# Material for this exercise:
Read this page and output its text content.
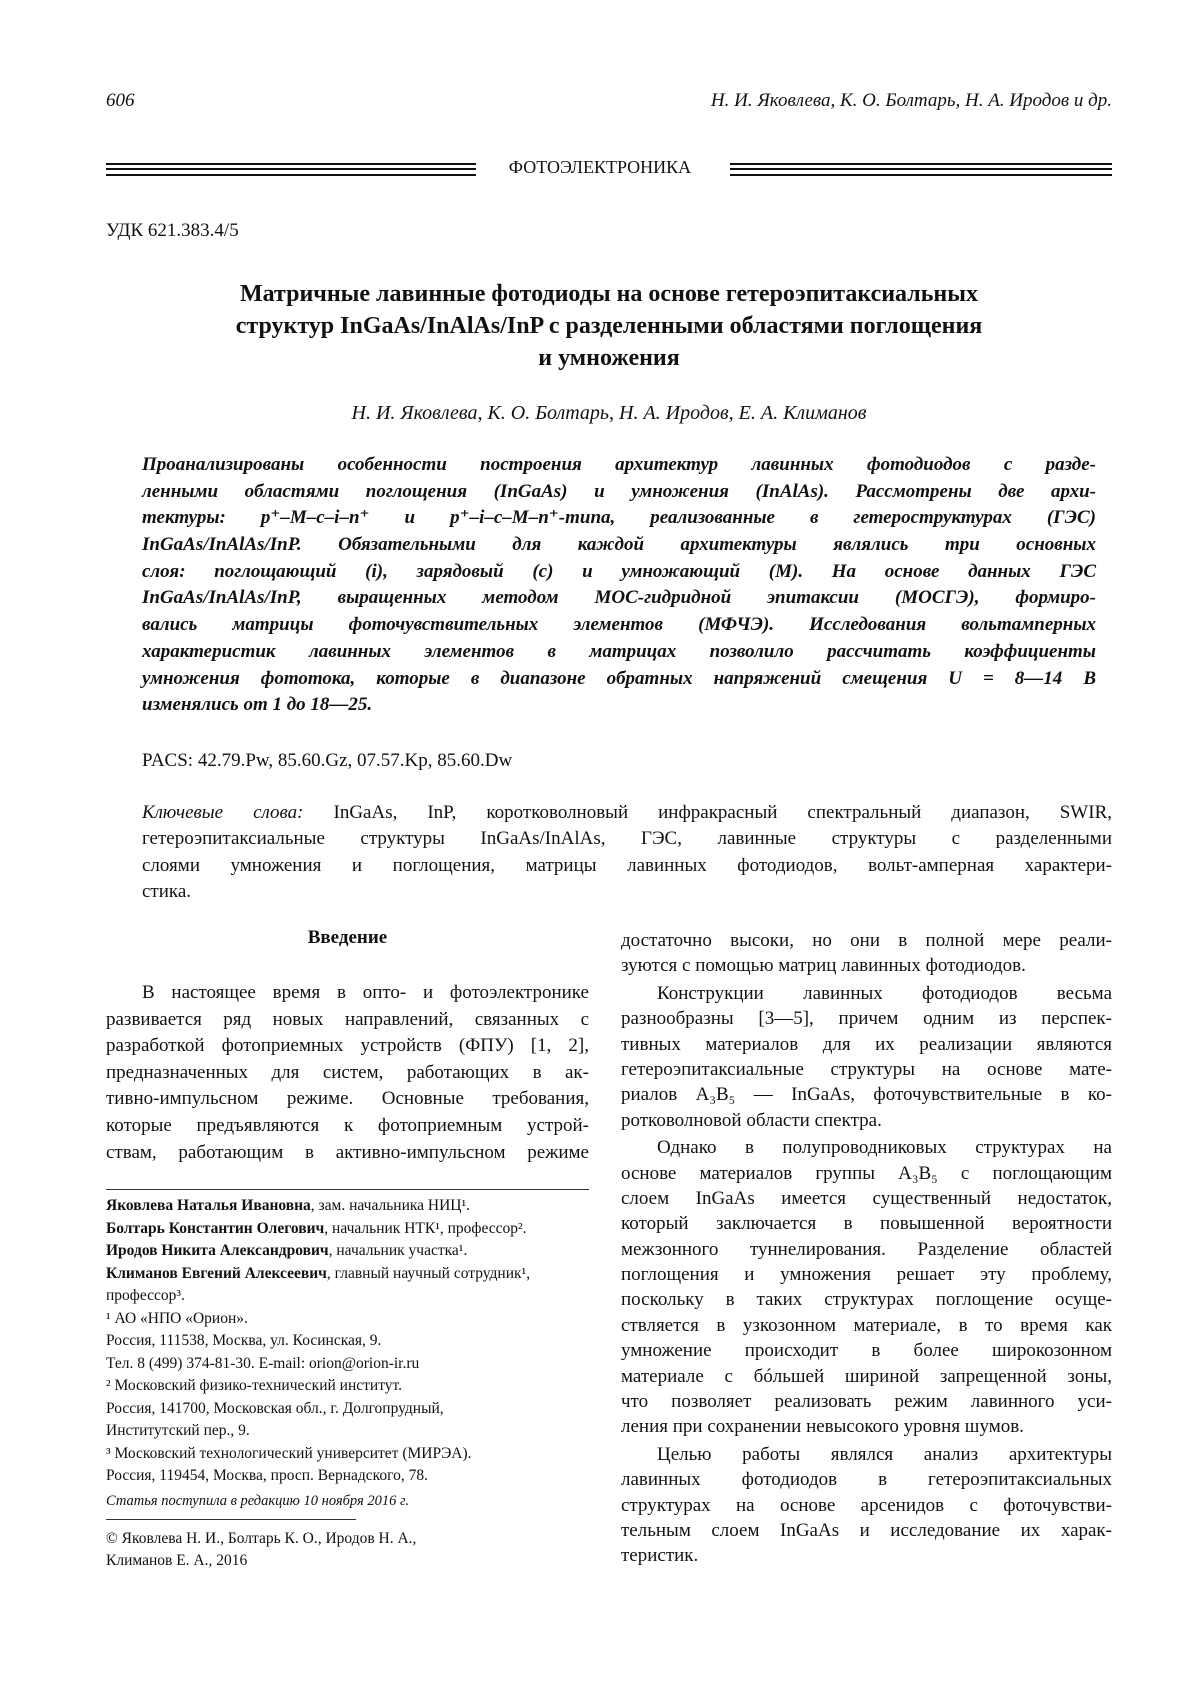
606	Н. И. Яковлева, К. О. Болтарь, Н. А. Иродов и др.
ФОТОЭЛЕКТРОНИКА
УДК 621.383.4/5
Матричные лавинные фотодиоды на основе гетероэпитаксиальных
структур InGaAs/InAlAs/InP с разделенными областями поглощения
и умножения
Н. И. Яковлева, К. О. Болтарь, Н. А. Иродов, Е. А. Климанов
Проанализированы особенности построения архитектур лавинных фотодиодов с разде-
ленными областями поглощения (InGaAs) и умножения (InAlAs). Рассмотрены две архи-
тектуры: p⁺–M–c–i–n⁺ и p⁺–i–c–M–n⁺-типа, реализованные в гетероструктурах (ГЭС)
InGaAs/InAlAs/InP. Обязательными для каждой архитектуры являлись три основных
слоя: поглощающий (i), зарядовый (c) и умножающий (M). На основе данных ГЭС
InGaAs/InAlAs/InP, выращенных методом МОС-гидридной эпитаксии (МОСГЭ), формиро-
вались матрицы фоточувствительных элементов (МФЧЭ). Исследования вольтамперных
характеристик лавинных элементов в матрицах позволило рассчитать коэффициенты
умножения фототока, которые в диапазоне обратных напряжений смещения U = 8—14 В
изменялись от 1 до 18—25.
PACS: 42.79.Pw, 85.60.Gz, 07.57.Kp, 85.60.Dw
Ключевые слова: InGaAs, InP, коротковолновый инфракрасный спектральный диапазон, SWIR,
гетероэпитаксиальные структуры InGaAs/InAlAs, ГЭС, лавинные структуры с разделенными
слоями умножения и поглощения, матрицы лавинных фотодиодов, вольт-амперная характери-
стика.
Введение
В настоящее время в опто- и фотоэлектронике
развивается ряд новых направлений, связанных с
разработкой фотоприемных устройств (ФПУ) [1, 2],
предназначенных для систем, работающих в ак-
тивно-импульсном режиме. Основные требования,
которые предъявляются к фотоприемным устрой-
ствам, работающим в активно-импульсном режиме
достаточно высоки, но они в полной мере реали-
зуются с помощью матриц лавинных фотодиодов.
Конструкции лавинных фотодиодов весьма
разнообразны [3—5], причем одним из перспек-
тивных материалов для их реализации являются
гетероэпитаксиальные структуры на основе мате-
риалов A₃B₅ — InGaAs, фоточувствительные в ко-
ротковолновой области спектра.
Однако в полупроводниковых структурах на
основе материалов группы A₃B₅ с поглощающим
слоем InGaAs имеется существенный недостаток,
который заключается в повышенной вероятности
межзонного туннелирования. Разделение областей
поглощения и умножения решает эту проблему,
поскольку в таких структурах поглощение осуще-
ствляется в узкозонном материале, в то время как
умножение происходит в более широкозонном
материале с бóльшей шириной запрещенной зоны,
что позволяет реализовать режим лавинного уси-
ления при сохранении невысокого уровня шумов.
Целью работы являлся анализ архитектуры
лавинных фотодиодов в гетероэпитаксиальных
структурах на основе арсенидов с фоточувстви-
тельным слоем InGaAs и исследование их харак-
теристик.
Яковлева Наталья Ивановна, зам. начальника НИЦ¹.
Болтарь Константин Олегович, начальник НТК¹, профессор².
Иродов Никита Александрович, начальник участка¹.
Климанов Евгений Алексеевич, главный научный сотрудник¹,
профессор³.
¹ АО «НПО «Орион».
Россия, 111538, Москва, ул. Косинская, 9.
Тел. 8 (499) 374-81-30. E-mail: orion@orion-ir.ru
² Московский физико-технический институт.
Россия, 141700, Московская обл., г. Долгопрудный,
Институтский пер., 9.
³ Московский технологический университет (МИРЭА).
Россия, 119454, Москва, просп. Вернадского, 78.
Статья поступила в редакцию 10 ноября 2016 г.
© Яковлева Н. И., Болтарь К. О., Иродов Н. А.,
Климанов Е. А., 2016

# Written instruction:
Copy the records word for word, leaving no picture in the copy.

# Response to this exercise:
Read this page and output its text content.
606	Н. И. Яковлева, К. О. Болтарь, Н. А. Иродов и др.
ФОТОЭЛЕКТРОНИКА
УДК 621.383.4/5
Матричные лавинные фотодиоды на основе гетероэпитаксиальных
структур InGaAs/InAlAs/InP с разделенными областями поглощения
и умножения
Н. И. Яковлева, К. О. Болтарь, Н. А. Иродов, Е. А. Климанов
Проанализированы особенности построения архитектур лавинных фотодиодов с разде-
ленными областями поглощения (InGaAs) и умножения (InAlAs). Рассмотрены две архи-
тектуры: p⁺–M–c–i–n⁺ и p⁺–i–c–M–n⁺-типа, реализованные в гетероструктурах (ГЭС)
InGaAs/InAlAs/InP. Обязательными для каждой архитектуры являлись три основных
слоя: поглощающий (i), зарядовый (c) и умножающий (M). На основе данных ГЭС
InGaAs/InAlAs/InP, выращенных методом МОС-гидридной эпитаксии (МОСГЭ), формиро-
вались матрицы фоточувствительных элементов (МФЧЭ). Исследования вольтамперных
характеристик лавинных элементов в матрицах позволило рассчитать коэффициенты
умножения фототока, которые в диапазоне обратных напряжений смещения U = 8—14 В
изменялись от 1 до 18—25.
PACS: 42.79.Pw, 85.60.Gz, 07.57.Kp, 85.60.Dw
Ключевые слова: InGaAs, InP, коротковолновый инфракрасный спектральный диапазон, SWIR,
гетероэпитаксиальные структуры InGaAs/InAlAs, ГЭС, лавинные структуры с разделенными
слоями умножения и поглощения, матрицы лавинных фотодиодов, вольт-амперная характери-
стика.
Введение
В настоящее время в опто- и фотоэлектронике
развивается ряд новых направлений, связанных с
разработкой фотоприемных устройств (ФПУ) [1, 2],
предназначенных для систем, работающих в ак-
тивно-импульсном режиме. Основные требования,
которые предъявляются к фотоприемным устрой-
ствам, работающим в активно-импульсном режиме
достаточно высоки, но они в полной мере реали-
зуются с помощью матриц лавинных фотодиодов.
Конструкции лавинных фотодиодов весьма
разнообразны [3—5], причем одним из перспек-
тивных материалов для их реализации являются
гетероэпитаксиальные структуры на основе мате-
риалов A₃B₅ — InGaAs, фоточувствительные в ко-
ротковолновой области спектра.
Однако в полупроводниковых структурах на
основе материалов группы A₃B₅ с поглощающим
слоем InGaAs имеется существенный недостаток,
который заключается в повышенной вероятности
межзонного туннелирования. Разделение областей
поглощения и умножения решает эту проблему,
поскольку в таких структурах поглощение осуще-
ствляется в узкозонном материале, в то время как
умножение происходит в более широкозонном
материале с бóльшей шириной запрещенной зоны,
что позволяет реализовать режим лавинного уси-
ления при сохранении невысокого уровня шумов.
Целью работы являлся анализ архитектуры
лавинных фотодиодов в гетероэпитаксиальных
структурах на основе арсенидов с фоточувстви-
тельным слоем InGaAs и исследование их харак-
теристик.
Яковлева Наталья Ивановна, зам. начальника НИЦ¹.
Болтарь Константин Олегович, начальник НТК¹, профессор².
Иродов Никита Александрович, начальник участка¹.
Климанов Евгений Алексеевич, главный научный сотрудник¹,
профессор³.
¹ АО «НПО «Орион».
Россия, 111538, Москва, ул. Косинская, 9.
Тел. 8 (499) 374-81-30. E-mail: orion@orion-ir.ru
² Московский физико-технический институт.
Россия, 141700, Московская обл., г. Долгопрудный,
Институтский пер., 9.
³ Московский технологический университет (МИРЭА).
Россия, 119454, Москва, просп. Вернадского, 78.
Статья поступила в редакцию 10 ноября 2016 г.
© Яковлева Н. И., Болтарь К. О., Иродов Н. А.,
Климанов Е. А., 2016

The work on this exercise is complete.